> _EXERCISE OBJECTIVE_:
Your task is to output the listing word for word, with pictures excluded.

....

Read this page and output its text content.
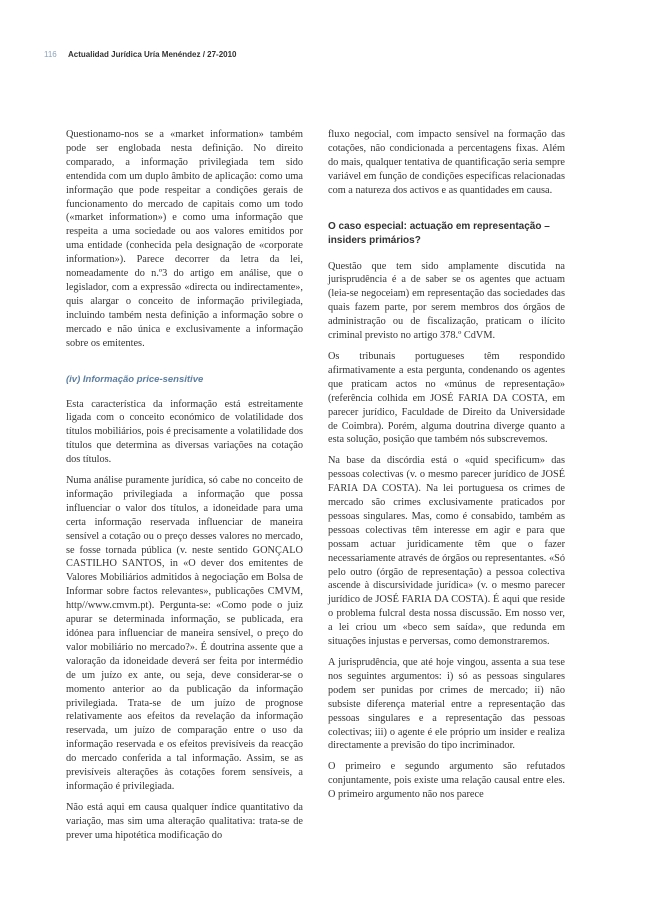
116 Actualidad Jurídica Uría Menéndez / 27-2010

Questionamo-nos se a «market information» também pode ser englobada nesta definição. No direito comparado, a informação privilegiada tem sido entendida com um duplo âmbito de aplicação: como uma informação que pode respeitar a condições gerais de funcionamento do mercado de capitais como um todo («market information») e como uma informação que respeita a uma sociedade ou aos valores emitidos por uma entidade (conhecida pela designação de «corporate information»). Parece decorrer da letra da lei, nomeadamente do n.º3 do artigo em análise, que o legislador, com a expressão «directa ou indirectamente», quis alargar o conceito de informação privilegiada, incluindo também nesta definição a informação sobre o mercado e não única e exclusivamente a informação sobre os emitentes.

(iv) Informação price-sensitive

Esta característica da informação está estreitamente ligada com o conceito económico de volatilidade dos títulos mobiliários, pois é precisamente a volatilidade dos títulos que determina as diversas variações na cotação dos títulos.

Numa análise puramente jurídica, só cabe no conceito de informação privilegiada a informação que possa influenciar o valor dos títulos, a idoneidade para uma certa informação reservada influenciar de maneira sensível a cotação ou o preço desses valores no mercado, se fosse tornada pública (v. neste sentido GONÇALO CASTILHO SANTOS, in «O dever dos emitentes de Valores Mobiliários admitidos à negociação em Bolsa de Informar sobre factos relevantes», publicações CMVM, http//www.cmvm.pt). Pergunta-se: «Como pode o juiz apurar se determinada informação, se publicada, era idónea para influenciar de maneira sensível, o preço do valor mobiliário no mercado?». É doutrina assente que a valoração da idoneidade deverá ser feita por intermédio de um juízo ex ante, ou seja, deve considerar-se o momento anterior ao da publicação da informação privilegiada. Trata-se de um juízo de prognose relativamente aos efeitos da revelação da informação reservada, um juízo de comparação entre o uso da informação reservada e os efeitos previsíveis da reacção do mercado conferida a tal informação. Assim, se as previsíveis alterações às cotações forem sensíveis, a informação é privilegiada.

Não está aqui em causa qualquer índice quantitativo da variação, mas sim uma alteração qualitativa: trata-se de prever uma hipotética modificação do

fluxo negocial, com impacto sensível na formação das cotações, não condicionada a percentagens fixas. Além do mais, qualquer tentativa de quantificação seria sempre variável em função de condições específicas relacionadas com a natureza dos activos e as quantidades em causa.

O caso especial: actuação em representação – insiders primários?

Questão que tem sido amplamente discutida na jurisprudência é a de saber se os agentes que actuam (leia-se negoceiam) em representação das sociedades das quais fazem parte, por serem membros dos órgãos de administração ou de fiscalização, praticam o ilícito criminal previsto no artigo 378.º CdVM.

Os tribunais portugueses têm respondido afirmativamente a esta pergunta, condenando os agentes que praticam actos no «múnus de representação» (referência colhida em JOSÉ FARIA DA COSTA, em parecer jurídico, Faculdade de Direito da Universidade de Coimbra). Porém, alguma doutrina diverge quanto a esta solução, posição que também nós subscrevemos.

Na base da discórdia está o «quid specificum» das pessoas colectivas (v. o mesmo parecer jurídico de JOSÉ FARIA DA COSTA). Na lei portuguesa os crimes de mercado são crimes exclusivamente praticados por pessoas singulares. Mas, como é consabido, também as pessoas colectivas têm interesse em agir e para que possam actuar juridicamente têm que o fazer necessariamente através de órgãos ou representantes. «Só pelo outro (órgão de representação) a pessoa colectiva ascende à discursividade jurídica» (v. o mesmo parecer jurídico de JOSÉ FARIA DA COSTA). É aqui que reside o problema fulcral desta nossa discussão. Em nosso ver, a lei criou um «beco sem saída», que redunda em situações injustas e perversas, como demonstraremos.

A jurisprudência, que até hoje vingou, assenta a sua tese nos seguintes argumentos: i) só as pessoas singulares podem ser punidas por crimes de mercado; ii) não subsiste diferença material entre a representação das pessoas singulares e a representação das pessoas colectivas; iii) o agente é ele próprio um insider e realiza directamente a previsão do tipo incriminador.

O primeiro e segundo argumento são refutados conjuntamente, pois existe uma relação causal entre eles. O primeiro argumento não nos parece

....

> _SOLUTION BELOW_:
Read this page and output its text content.
116 Actualidad Jurídica Uría Menéndez / 27-2010

Questionamo-nos se a «market information» também pode ser englobada nesta definição. No direito comparado, a informação privilegiada tem sido entendida com um duplo âmbito de aplicação: como uma informação que pode respeitar a condições gerais de funcionamento do mercado de capitais como um todo («market information») e como uma informação que respeita a uma sociedade ou aos valores emitidos por uma entidade (conhecida pela designação de «corporate information»). Parece decorrer da letra da lei, nomeadamente do n.º3 do artigo em análise, que o legislador, com a expressão «directa ou indirectamente», quis alargar o conceito de informação privilegiada, incluindo também nesta definição a informação sobre o mercado e não única e exclusivamente a informação sobre os emitentes.

(iv) Informação price-sensitive

Esta característica da informação está estreitamente ligada com o conceito económico de volatilidade dos títulos mobiliários, pois é precisamente a volatilidade dos títulos que determina as diversas variações na cotação dos títulos.

Numa análise puramente jurídica, só cabe no conceito de informação privilegiada a informação que possa influenciar o valor dos títulos, a idoneidade para uma certa informação reservada influenciar de maneira sensível a cotação ou o preço desses valores no mercado, se fosse tornada pública (v. neste sentido GONÇALO CASTILHO SANTOS, in «O dever dos emitentes de Valores Mobiliários admitidos à negociação em Bolsa de Informar sobre factos relevantes», publicações CMVM, http//www.cmvm.pt). Pergunta-se: «Como pode o juiz apurar se determinada informação, se publicada, era idónea para influenciar de maneira sensível, o preço do valor mobiliário no mercado?». É doutrina assente que a valoração da idoneidade deverá ser feita por intermédio de um juízo ex ante, ou seja, deve considerar-se o momento anterior ao da publicação da informação privilegiada. Trata-se de um juízo de prognose relativamente aos efeitos da revelação da informação reservada, um juízo de comparação entre o uso da informação reservada e os efeitos previsíveis da reacção do mercado conferida a tal informação. Assim, se as previsíveis alterações às cotações forem sensíveis, a informação é privilegiada.

Não está aqui em causa qualquer índice quantitativo da variação, mas sim uma alteração qualitativa: trata-se de prever uma hipotética modificação do

fluxo negocial, com impacto sensível na formação das cotações, não condicionada a percentagens fixas. Além do mais, qualquer tentativa de quantificação seria sempre variável em função de condições específicas relacionadas com a natureza dos activos e as quantidades em causa.

O caso especial: actuação em representação – insiders primários?

Questão que tem sido amplamente discutida na jurisprudência é a de saber se os agentes que actuam (leia-se negoceiam) em representação das sociedades das quais fazem parte, por serem membros dos órgãos de administração ou de fiscalização, praticam o ilícito criminal previsto no artigo 378.º CdVM.

Os tribunais portugueses têm respondido afirmativamente a esta pergunta, condenando os agentes que praticam actos no «múnus de representação» (referência colhida em JOSÉ FARIA DA COSTA, em parecer jurídico, Faculdade de Direito da Universidade de Coimbra). Porém, alguma doutrina diverge quanto a esta solução, posição que também nós subscrevemos.

Na base da discórdia está o «quid specificum» das pessoas colectivas (v. o mesmo parecer jurídico de JOSÉ FARIA DA COSTA). Na lei portuguesa os crimes de mercado são crimes exclusivamente praticados por pessoas singulares. Mas, como é consabido, também as pessoas colectivas têm interesse em agir e para que possam actuar juridicamente têm que o fazer necessariamente através de órgãos ou representantes. «Só pelo outro (órgão de representação) a pessoa colectiva ascende à discursividade jurídica» (v. o mesmo parecer jurídico de JOSÉ FARIA DA COSTA). É aqui que reside o problema fulcral desta nossa discussão. Em nosso ver, a lei criou um «beco sem saída», que redunda em situações injustas e perversas, como demonstraremos.

A jurisprudência, que até hoje vingou, assenta a sua tese nos seguintes argumentos: i) só as pessoas singulares podem ser punidas por crimes de mercado; ii) não subsiste diferença material entre a representação das pessoas singulares e a representação das pessoas colectivas; iii) o agente é ele próprio um insider e realiza directamente a previsão do tipo incriminador.

O primeiro e segundo argumento são refutados conjuntamente, pois existe uma relação causal entre eles. O primeiro argumento não nos parece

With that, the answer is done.